— START —

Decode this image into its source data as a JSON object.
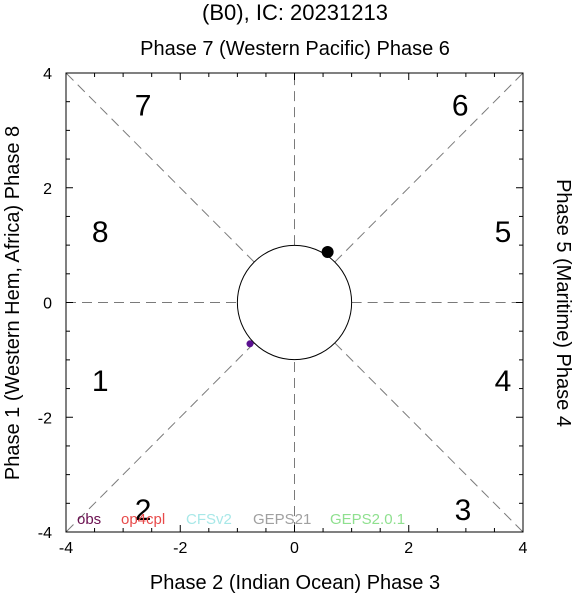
{
  "chart_data": {
    "type": "scatter",
    "title": "(B0), IC: 20231213",
    "top_label": "Phase 7 (Western Pacific) Phase 6",
    "xlabel": "Phase 2 (Indian Ocean) Phase 3",
    "ylabel_left": "Phase 1 (Western Hem, Africa) Phase 8",
    "ylabel_right": "Phase 5 (Maritime) Phase 4",
    "xlim": [
      -4,
      4
    ],
    "ylim": [
      -4,
      4
    ],
    "xticks": [
      -4,
      -2,
      0,
      2,
      4
    ],
    "yticks": [
      -4,
      -2,
      0,
      2,
      4
    ],
    "unit_circle_radius": 1,
    "phase_sectors": [
      {
        "label": "7",
        "x": -2.65,
        "y": 3.45
      },
      {
        "label": "6",
        "x": 2.9,
        "y": 3.45
      },
      {
        "label": "8",
        "x": -3.4,
        "y": 1.25
      },
      {
        "label": "5",
        "x": 3.65,
        "y": 1.25
      },
      {
        "label": "1",
        "x": -3.4,
        "y": -1.35
      },
      {
        "label": "4",
        "x": 3.65,
        "y": -1.35
      },
      {
        "label": "2",
        "x": -2.65,
        "y": -3.6
      },
      {
        "label": "3",
        "x": 2.95,
        "y": -3.6
      }
    ],
    "points": [
      {
        "x": 0.58,
        "y": 0.88,
        "color": "#000000",
        "size": "large"
      },
      {
        "x": -0.78,
        "y": -0.72,
        "color": "#5a1090",
        "size": "small"
      }
    ],
    "legend": [
      {
        "name": "obs",
        "color": "#6a1050"
      },
      {
        "name": "op4cpl",
        "color": "#e84a4a"
      },
      {
        "name": "CFSv2",
        "color": "#a8e8e8"
      },
      {
        "name": "GEPS21",
        "color": "#a0a0a0"
      },
      {
        "name": "GEPS2.0.1",
        "color": "#8fe08f"
      }
    ],
    "legend_placement": "bottom, inside plot"
  }
}
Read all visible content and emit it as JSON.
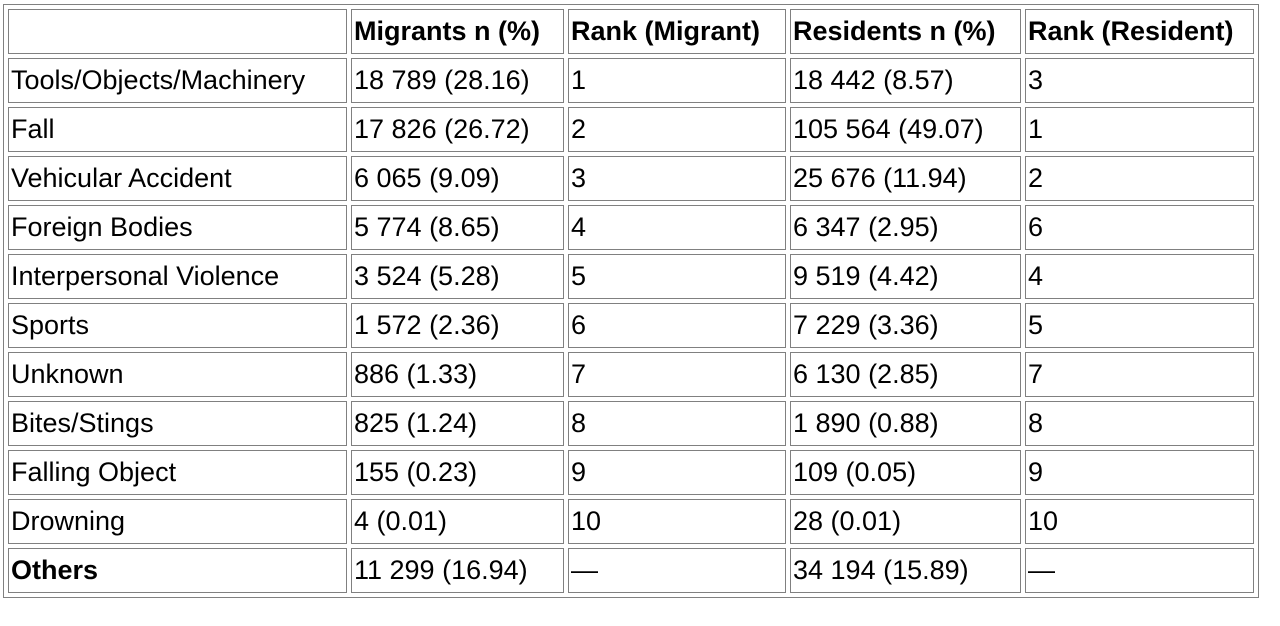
{
  "table": {
    "headers": [
      "",
      "Migrants n (%)",
      "Rank (Migrant)",
      "Residents n (%)",
      "Rank (Resident)"
    ],
    "rows": [
      {
        "mechanism": "Tools/Objects/Machinery",
        "migrants": "18 789 (28.16)",
        "rank_migrant": "1",
        "residents": "18 442 (8.57)",
        "rank_resident": "3"
      },
      {
        "mechanism": "Fall",
        "migrants": "17 826 (26.72)",
        "rank_migrant": "2",
        "residents": "105 564 (49.07)",
        "rank_resident": "1"
      },
      {
        "mechanism": "Vehicular Accident",
        "migrants": "6 065 (9.09)",
        "rank_migrant": "3",
        "residents": "25 676 (11.94)",
        "rank_resident": "2"
      },
      {
        "mechanism": "Foreign Bodies",
        "migrants": "5 774 (8.65)",
        "rank_migrant": "4",
        "residents": "6 347 (2.95)",
        "rank_resident": "6"
      },
      {
        "mechanism": "Interpersonal Violence",
        "migrants": "3 524 (5.28)",
        "rank_migrant": "5",
        "residents": "9 519 (4.42)",
        "rank_resident": "4"
      },
      {
        "mechanism": "Sports",
        "migrants": "1 572 (2.36)",
        "rank_migrant": "6",
        "residents": "7 229 (3.36)",
        "rank_resident": "5"
      },
      {
        "mechanism": "Unknown",
        "migrants": "886 (1.33)",
        "rank_migrant": "7",
        "residents": "6 130 (2.85)",
        "rank_resident": "7"
      },
      {
        "mechanism": "Bites/Stings",
        "migrants": "825 (1.24)",
        "rank_migrant": "8",
        "residents": "1 890 (0.88)",
        "rank_resident": "8"
      },
      {
        "mechanism": "Falling Object",
        "migrants": "155 (0.23)",
        "rank_migrant": "9",
        "residents": "109 (0.05)",
        "rank_resident": "9"
      },
      {
        "mechanism": "Drowning",
        "migrants": "4 (0.01)",
        "rank_migrant": "10",
        "residents": "28 (0.01)",
        "rank_resident": "10"
      },
      {
        "mechanism": "Others",
        "migrants": "11 299 (16.94)",
        "rank_migrant": "—",
        "residents": "34 194 (15.89)",
        "rank_resident": "—"
      }
    ]
  }
}
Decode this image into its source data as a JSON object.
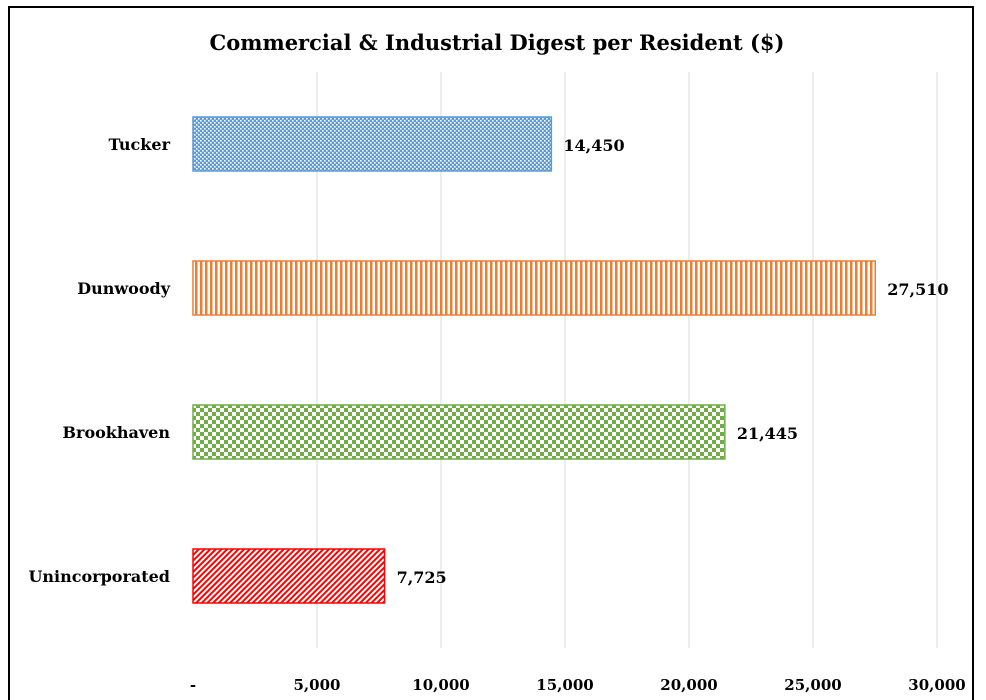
{
  "chart_data": {
    "type": "bar",
    "orientation": "horizontal",
    "title": "Commercial & Industrial Digest per Resident ($)",
    "categories": [
      "Tucker",
      "Dunwoody",
      "Brookhaven",
      "Unincorporated"
    ],
    "values": [
      14450,
      27510,
      21445,
      7725
    ],
    "value_labels": [
      "14,450",
      "27,510",
      "21,445",
      "7,725"
    ],
    "xlim": [
      0,
      30000
    ],
    "x_ticks": [
      0,
      5000,
      10000,
      15000,
      20000,
      25000,
      30000
    ],
    "x_tick_labels": [
      "-",
      "5,000",
      "10,000",
      "15,000",
      "20,000",
      "25,000",
      "30,000"
    ],
    "grid": "vertical",
    "legend": "none",
    "colors": [
      "#5b9bd5",
      "#ed7d31",
      "#70ad47",
      "#ff0000"
    ],
    "patterns": [
      "dotted-grid",
      "vertical-stripes",
      "checkerboard",
      "diagonal-hatch"
    ]
  }
}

— END —

Task description >> Omit pictures; set down the rest of the material word for word.

Response below >>
Decode this image into its source data as a JSON object.
{
  "chart_data": {
    "type": "scatter",
    "title": "(B0), IC: 20231213",
    "top_label": "Phase 7 (Western Pacific) Phase 6",
    "xlabel": "Phase 2 (Indian Ocean) Phase 3",
    "ylabel_left": "Phase 1 (Western Hem, Africa) Phase 8",
    "ylabel_right": "Phase 5 (Maritime) Phase 4",
    "xlim": [
      -4,
      4
    ],
    "ylim": [
      -4,
      4
    ],
    "xticks": [
      -4,
      -2,
      0,
      2,
      4
    ],
    "yticks": [
      -4,
      -2,
      0,
      2,
      4
    ],
    "unit_circle_radius": 1,
    "phase_sectors": [
      {
        "label": "7",
        "x": -2.65,
        "y": 3.45
      },
      {
        "label": "6",
        "x": 2.9,
        "y": 3.45
      },
      {
        "label": "8",
        "x": -3.4,
        "y": 1.25
      },
      {
        "label": "5",
        "x": 3.65,
        "y": 1.25
      },
      {
        "label": "1",
        "x": -3.4,
        "y": -1.35
      },
      {
        "label": "4",
        "x": 3.65,
        "y": -1.35
      },
      {
        "label": "2",
        "x": -2.65,
        "y": -3.6
      },
      {
        "label": "3",
        "x": 2.95,
        "y": -3.6
      }
    ],
    "points": [
      {
        "x": 0.58,
        "y": 0.88,
        "color": "#000000",
        "size": "large"
      },
      {
        "x": -0.78,
        "y": -0.72,
        "color": "#5a1090",
        "size": "small"
      }
    ],
    "legend": [
      {
        "name": "obs",
        "color": "#6a1050"
      },
      {
        "name": "op4cpl",
        "color": "#e84a4a"
      },
      {
        "name": "CFSv2",
        "color": "#a8e8e8"
      },
      {
        "name": "GEPS21",
        "color": "#a0a0a0"
      },
      {
        "name": "GEPS2.0.1",
        "color": "#8fe08f"
      }
    ],
    "legend_placement": "bottom, inside plot"
  }
}
Read all visible content and emit it as JSON.
{
  "table": {
    "headers": [
      "",
      "Migrants n (%)",
      "Rank (Migrant)",
      "Residents n (%)",
      "Rank (Resident)"
    ],
    "rows": [
      {
        "mechanism": "Tools/Objects/Machinery",
        "migrants": "18 789 (28.16)",
        "rank_migrant": "1",
        "residents": "18 442 (8.57)",
        "rank_resident": "3"
      },
      {
        "mechanism": "Fall",
        "migrants": "17 826 (26.72)",
        "rank_migrant": "2",
        "residents": "105 564 (49.07)",
        "rank_resident": "1"
      },
      {
        "mechanism": "Vehicular Accident",
        "migrants": "6 065 (9.09)",
        "rank_migrant": "3",
        "residents": "25 676 (11.94)",
        "rank_resident": "2"
      },
      {
        "mechanism": "Foreign Bodies",
        "migrants": "5 774 (8.65)",
        "rank_migrant": "4",
        "residents": "6 347 (2.95)",
        "rank_resident": "6"
      },
      {
        "mechanism": "Interpersonal Violence",
        "migrants": "3 524 (5.28)",
        "rank_migrant": "5",
        "residents": "9 519 (4.42)",
        "rank_resident": "4"
      },
      {
        "mechanism": "Sports",
        "migrants": "1 572 (2.36)",
        "rank_migrant": "6",
        "residents": "7 229 (3.36)",
        "rank_resident": "5"
      },
      {
        "mechanism": "Unknown",
        "migrants": "886 (1.33)",
        "rank_migrant": "7",
        "residents": "6 130 (2.85)",
        "rank_resident": "7"
      },
      {
        "mechanism": "Bites/Stings",
        "migrants": "825 (1.24)",
        "rank_migrant": "8",
        "residents": "1 890 (0.88)",
        "rank_resident": "8"
      },
      {
        "mechanism": "Falling Object",
        "migrants": "155 (0.23)",
        "rank_migrant": "9",
        "residents": "109 (0.05)",
        "rank_resident": "9"
      },
      {
        "mechanism": "Drowning",
        "migrants": "4 (0.01)",
        "rank_migrant": "10",
        "residents": "28 (0.01)",
        "rank_resident": "10"
      },
      {
        "mechanism": "Others",
        "migrants": "11 299 (16.94)",
        "rank_migrant": "—",
        "residents": "34 194 (15.89)",
        "rank_resident": "—"
      }
    ]
  }
}
Decode this image into its source data as a JSON object.
{
  "chart_data": {
    "type": "bar",
    "orientation": "horizontal",
    "title": "Commercial & Industrial Digest per Resident ($)",
    "categories": [
      "Tucker",
      "Dunwoody",
      "Brookhaven",
      "Unincorporated"
    ],
    "values": [
      14450,
      27510,
      21445,
      7725
    ],
    "value_labels": [
      "14,450",
      "27,510",
      "21,445",
      "7,725"
    ],
    "xlim": [
      0,
      30000
    ],
    "x_ticks": [
      0,
      5000,
      10000,
      15000,
      20000,
      25000,
      30000
    ],
    "x_tick_labels": [
      "-",
      "5,000",
      "10,000",
      "15,000",
      "20,000",
      "25,000",
      "30,000"
    ],
    "grid": "vertical",
    "legend": "none",
    "colors": [
      "#5b9bd5",
      "#ed7d31",
      "#70ad47",
      "#ff0000"
    ],
    "patterns": [
      "dotted-grid",
      "vertical-stripes",
      "checkerboard",
      "diagonal-hatch"
    ]
  }
}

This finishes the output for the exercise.